**Data in this exercise**

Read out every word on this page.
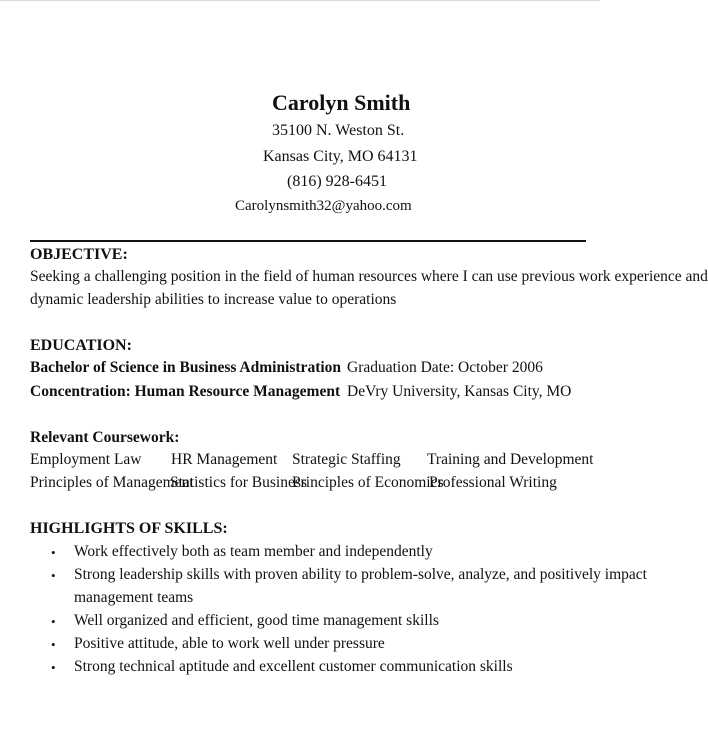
Carolyn Smith
35100 N. Weston St.
Kansas City, MO 64131
(816) 928-6451
Carolynsmith32@yahoo.com
OBJECTIVE:
Seeking a challenging position in the field of human resources where I can use previous work experience and
dynamic leadership abilities to increase value to operations
EDUCATION:
Bachelor of Science in Business Administration
Concentration: Human Resource Management
Graduation Date: October 2006
DeVry University, Kansas City, MO
Relevant Coursework:
Employment Law HR Management Strategic Staffing Training and Development
Principles of Management
Statistics for Business
Principles of Economics
Professional Writing
HIGHLIGHTS OF SKILLS:
• Work effectively both as team member and independently
• Strong leadership skills with proven ability to problem-solve, analyze, and positively impact
management teams
• Well organized and efficient, good time management skills
• Positive attitude, able to work well under pressure
• Strong technical aptitude and excellent customer communication skills
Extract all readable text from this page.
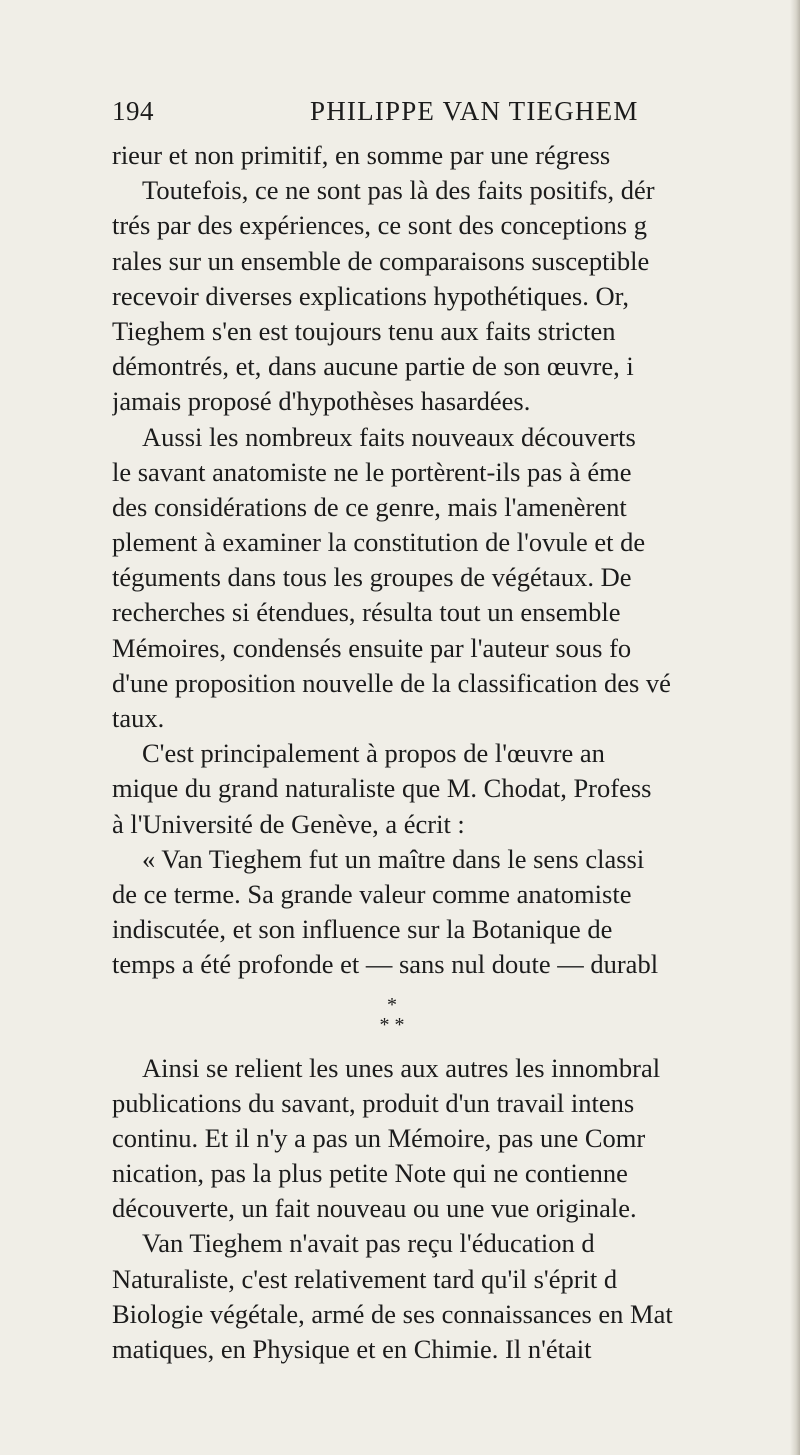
194	PHILIPPE VAN TIEGHEM
rieur et non primitif, en somme par une régress
Toutefois, ce ne sont pas là des faits positifs, dér
trés par des expériences, ce sont des conceptions g
rales sur un ensemble de comparaisons susceptible
recevoir diverses explications hypothétiques. Or,
Tieghem s'en est toujours tenu aux faits stricten
démontrés, et, dans aucune partie de son œuvre, i
jamais proposé d'hypothèses hasardées.
Aussi les nombreux faits nouveaux découverts
le savant anatomiste ne le portèrent-ils pas à éme
des considérations de ce genre, mais l'amenèrent
plement à examiner la constitution de l'ovule et de
téguments dans tous les groupes de végétaux. De
recherches si étendues, résulta tout un ensemble
Mémoires, condensés ensuite par l'auteur sous fo
d'une proposition nouvelle de la classification des vé
taux.
C'est principalement à propos de l'œuvre an
mique du grand naturaliste que M. Chodat, Profess
à l'Université de Genève, a écrit :
« Van Tieghem fut un maître dans le sens classi
de ce terme. Sa grande valeur comme anatomiste
indiscutée, et son influence sur la Botanique de
temps a été profonde et — sans nul doute — durabl
*
* *
Ainsi se relient les unes aux autres les innombral
publications du savant, produit d'un travail intens
continu. Et il n'y a pas un Mémoire, pas une Comr
nication, pas la plus petite Note qui ne contienne
découverte, un fait nouveau ou une vue originale.
Van Tieghem n'avait pas reçu l'éducation d
Naturaliste, c'est relativement tard qu'il s'éprit d
Biologie végétale, armé de ses connaissances en Mat
matiques, en Physique et en Chimie. Il n'était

**Exercise directions**
State the count of lines holding the string "City" in the listing above, and nothing else.

**Correct output**
2